* [GOALS]
1: Translate this sentence from the guide on Azure AI Search indexes into Spanish: "The index is the schema layer that defines what you can search, filter, sort, facet, and retrieve."
2: Answer these questions using the guide on Azure AI Search indexes:
(a) What populates an index in Azure AI Search?
(b) Which data type is used for location-based search?
(c) Which query parameter sorts results on a sortable field?

* [DOCUMENT]
Designing Indexes in Azure AI Search: Comprehensive Guide

Introduction

Once you’ve completed the setup for Azure AI Search — creating the service, defining your data source, indexing, and running basic queries — the next step is designing the search index. The index is the schema layer that defines what you can search, filter, sort, facet, and retrieve. A well-designed index leads to better search relevance, faster performance, efficient storage, and happier users.

In this guide, you will learn:

  • What an index is in Azure AI Search
  • Field types, attributes, and how they affect behavior & performance
  • How to model complex data (nested objects, arrays)
  • How to define analyzers, normalizers, and synonyms
  • How to create or update indexes via REST API or portal
  • Best practices & common pitfalls

What Is an Index? Key Concepts

According to Microsoft, an index in Azure AI Search is a structure stored in your search service and populated by JSON documents.

  • The fields collection in the index defines the structure of those documents: each field has a name, a data type, and attributes that control how it’s used.
  • Documents are analogous to rows in a relational table, but with more flexibility: you can have nested or complex fields (objects/arrays).

Field Types & Attributes

Data Types (Edm.* and Collections)

Microsoft supports a number of primitive types and complex types:

TypeDescription
Edm.StringText content; typical for titles, descriptions, tags.
Collection(Edm.String)An array of strings (e.g., list of tags or keywords).
Numeric types (Edm.Int32, Edm.Int64, Edm.Double)Used for numeric data that you might want to filter, sort, or facet by.
Edm.DateTimeOffsetDates, times; useful for “created_at”, “modified_at”, etc.
Edm.BooleanTrue/false fields; e.g. “isPublished”, “hasImage”.
Edm.GeographyPointGeospatial point; used for location‐based search.
Complex Types (Edm.ComplexType & Collection(Edm.ComplexType))Nested objects: e.g. an Address object with subfields, or an array of objects (e.g. products with multiple offers).

Field Attributes

These are metadata flags on fields that determine how they behave in search / query API. Important ones:

AttributeWhat It Means
searchableWhether the field is full-text searchable (i.e. tokenized, analyzed). Only fields of type Edm.String or Collection(Edm.String) can be “searchable”.
filterableAllows use in $filter expressions. Note: for string fields, filterable implies exact matching (no tokenization) and is case sensitive unless a normalizer is applied.
sortableAllows you to sort results on that field via $orderby. Only single-valued simple fields can be sortable (i.e. not arrays/collections).
facetableEnables faceted navigation (counts by category, etc.). Arrays and numeric or string fields are often facetable, but not vector or geography fields.

* [Collected data entries]
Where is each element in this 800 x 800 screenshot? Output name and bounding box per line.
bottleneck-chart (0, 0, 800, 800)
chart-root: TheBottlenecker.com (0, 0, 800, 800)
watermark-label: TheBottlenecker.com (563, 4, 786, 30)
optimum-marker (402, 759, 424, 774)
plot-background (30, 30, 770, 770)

* [RESULTS IN ORDER]
1: El índice es la capa de esquema que define qué se puede buscar, filtrar, ordenar, usar en facetas y recuperar.

2:
(a) JSON documents
(b) Edm.GeographyPoint
(c) $orderby